- WORK TO BE COMPLETED -
Can you arrange every line of the records below as a JSON list of strings, one string per line, with blank lines skipped and the pictures left out?

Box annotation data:
>> begin

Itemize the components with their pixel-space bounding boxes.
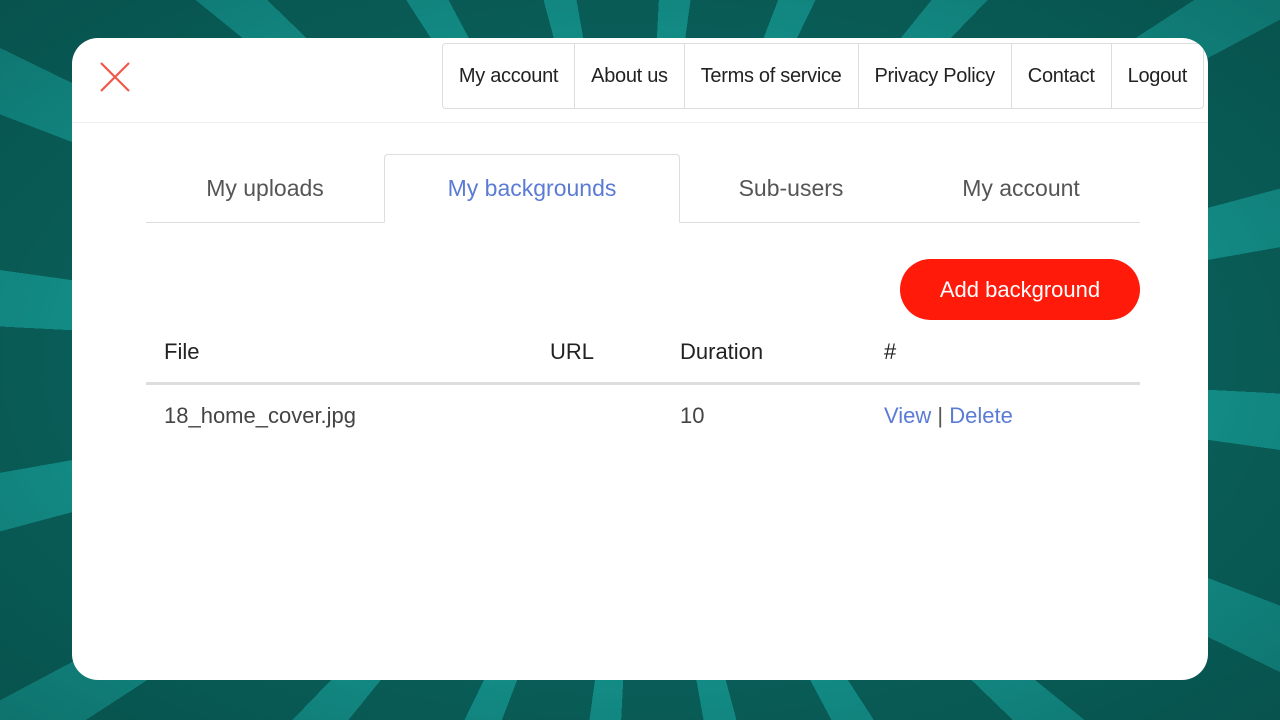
action-separator: | [937,403,944,428]
column-header-url: URL [532,322,662,385]
nav-terms-of-service[interactable]: Terms of service [683,44,858,108]
modal-card: My account About us Terms of service Pri… [72,38,1208,680]
table-row: 18_home_cover.jpg 10 View | Delete [146,384,1140,448]
close-icon[interactable] [98,60,132,94]
column-header-duration: Duration [662,322,866,385]
cell-actions: View | Delete [866,384,1140,448]
nav-logout[interactable]: Logout [1110,44,1203,108]
cell-duration: 10 [680,403,705,428]
nav-privacy-policy[interactable]: Privacy Policy [857,44,1011,108]
top-nav: My account About us Terms of service Pri… [441,43,1204,109]
add-background-button[interactable]: Add background [900,259,1140,320]
view-link[interactable]: View [884,403,931,428]
delete-link[interactable]: Delete [949,403,1013,428]
nav-my-account[interactable]: My account [443,44,574,108]
cell-url [532,384,662,448]
column-header-actions: # [866,322,1140,385]
backgrounds-table: File URL Duration # 18_home_cover.jpg 10… [146,322,1140,447]
tab-my-backgrounds[interactable]: My backgrounds [384,154,680,223]
table-header-row: File URL Duration # [146,322,1140,385]
account-tabs: My uploads My backgrounds Sub-users My a… [146,154,1140,223]
nav-about-us[interactable]: About us [574,44,684,108]
tab-my-uploads[interactable]: My uploads [146,154,384,222]
tab-my-account[interactable]: My account [902,154,1140,222]
column-header-file: File [146,322,532,385]
top-bar: My account About us Terms of service Pri… [72,38,1208,123]
cell-file: 18_home_cover.jpg [164,403,357,428]
tab-sub-users[interactable]: Sub-users [680,154,902,222]
nav-contact[interactable]: Contact [1010,44,1111,108]
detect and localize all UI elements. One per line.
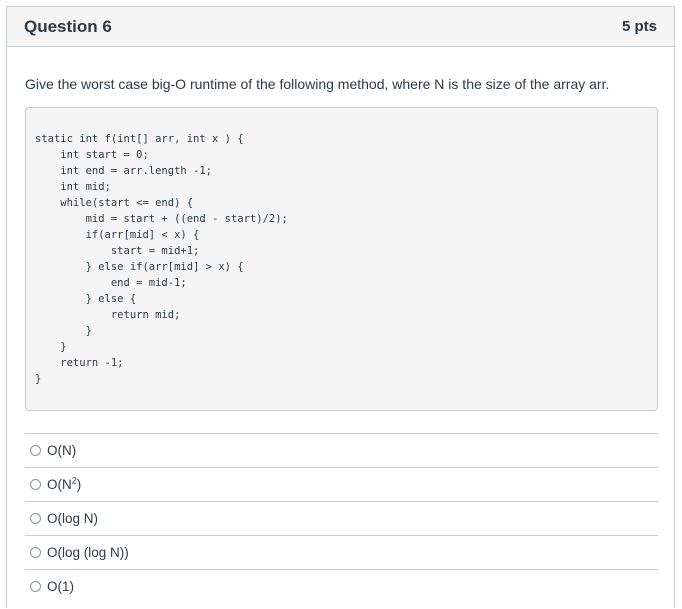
answer-label: O(log (log N)) (47, 545, 129, 560)
answer-list: O(N) O(N2) O(log N) O(log (log N)) O(1) (25, 433, 658, 603)
code-block: static int f(int[] arr, int x ) { int st… (25, 107, 658, 411)
answer-option-1[interactable]: O(N) (25, 433, 658, 467)
answer-label: O(1) (47, 579, 74, 594)
radio-button[interactable] (30, 479, 41, 490)
answer-label: O(N2) (47, 476, 82, 492)
answer-label: O(N) (47, 443, 77, 458)
question-title: Question 6 (24, 16, 112, 36)
answer-option-5[interactable]: O(1) (25, 569, 658, 603)
radio-button[interactable] (30, 547, 41, 558)
question-header: Question 6 5 pts (7, 7, 674, 47)
radio-button[interactable] (30, 581, 41, 592)
answer-label-base: O(N (47, 477, 72, 492)
answer-option-4[interactable]: O(log (log N)) (25, 535, 658, 569)
question-points: 5 pts (621, 18, 657, 35)
question-card: Question 6 5 pts Give the worst case big… (6, 6, 675, 608)
answer-label-suffix: ) (76, 477, 82, 492)
answer-label: O(log N) (47, 511, 99, 526)
radio-button[interactable] (30, 513, 41, 524)
radio-button[interactable] (30, 445, 41, 456)
answer-option-2[interactable]: O(N2) (25, 467, 658, 501)
answer-option-3[interactable]: O(log N) (25, 501, 658, 535)
question-text: Give the worst case big-O runtime of the… (25, 76, 610, 92)
code-listing: static int f(int[] arr, int x ) { int st… (35, 133, 288, 385)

>> end

- REPLY -
[
  "Itemize the components with their pixel-space bounding boxes.",
  "action-separator: | [937,403,944,428]",
  "column-header-url: URL [532,322,662,385]",
  "nav-terms-of-service[interactable]: Terms of service [683,44,858,108]",
  "modal-card: My account About us Terms of service Pri… [72,38,1208,680]",
  "table-row: 18_home_cover.jpg 10 View | Delete [146,384,1140,448]",
  "close-icon[interactable] [98,60,132,94]",
  "column-header-duration: Duration [662,322,866,385]",
  "cell-actions: View | Delete [866,384,1140,448]",
  "nav-logout[interactable]: Logout [1110,44,1203,108]",
  "cell-duration: 10 [680,403,705,428]",
  "nav-privacy-policy[interactable]: Privacy Policy [857,44,1011,108]",
  "top-nav: My account About us Terms of service Pri… [441,43,1204,109]",
  "add-background-button[interactable]: Add background [900,259,1140,320]",
  "view-link[interactable]: View [884,403,931,428]",
  "delete-link[interactable]: Delete [949,403,1013,428]",
  "nav-my-account[interactable]: My account [443,44,574,108]",
  "cell-url [532,384,662,448]",
  "column-header-actions: # [866,322,1140,385]",
  "backgrounds-table: File URL Duration # 18_home_cover.jpg 10… [146,322,1140,447]",
  "tab-my-backgrounds[interactable]: My backgrounds [384,154,680,223]",
  "table-header-row: File URL Duration # [146,322,1140,385]",
  "account-tabs: My uploads My backgrounds Sub-users My a… [146,154,1140,223]",
  "nav-about-us[interactable]: About us [574,44,684,108]",
  "tab-my-uploads[interactable]: My uploads [146,154,384,222]",
  "tab-my-account[interactable]: My account [902,154,1140,222]",
  "column-header-file: File [146,322,532,385]",
  "top-bar: My account About us Terms of service Pri… [72,38,1208,123]",
  "cell-file: 18_home_cover.jpg [164,403,357,428]",
  "tab-sub-users[interactable]: Sub-users [680,154,902,222]",
  "nav-contact[interactable]: Contact [1010,44,1111,108]",
  "detect and localize all UI elements. One per line.",
  "answer-label: O(log (log N)) (47, 545, 129, 560)",
  "answer-list: O(N) O(N2) O(log N) O(log (log N)) O(1) (25, 433, 658, 603)",
  "code-block: static int f(int[] arr, int x ) { int st… (25, 107, 658, 411)",
  "answer-option-1[interactable]: O(N) (25, 433, 658, 467)",
  "answer-label: O(1) (47, 579, 74, 594)",
  "radio-button[interactable] (30, 479, 41, 490)",
  "answer-label: O(N2) (47, 476, 82, 492)",
  "answer-label: O(N) (47, 443, 77, 458)",
  "question-title: Question 6 (24, 16, 112, 36)",
  "answer-option-5[interactable]: O(1) (25, 569, 658, 603)",
  "radio-button[interactable] (30, 547, 41, 558)",
  "question-header: Question 6 5 pts (7, 7, 674, 47)",
  "radio-button[interactable] (30, 581, 41, 592)",
  "answer-label-base: O(N (47, 477, 72, 492)",
  "answer-option-4[interactable]: O(log (log N)) (25, 535, 658, 569)",
  "question-points: 5 pts (621, 18, 657, 35)",
  "question-card: Question 6 5 pts Give the worst case big… (6, 6, 675, 608)",
  "answer-label-suffix: ) (76, 477, 82, 492)",
  "answer-label: O(log N) (47, 511, 99, 526)",
  "radio-button[interactable] (30, 513, 41, 524)",
  "radio-button[interactable] (30, 445, 41, 456)",
  "answer-option-2[interactable]: O(N2) (25, 467, 658, 501)",
  "answer-option-3[interactable]: O(log N) (25, 501, 658, 535)",
  "question-text: Give the worst case big-O runtime of the… (25, 76, 610, 92)",
  "code-listing: static int f(int[] arr, int x ) { int st… (35, 133, 288, 385)"
]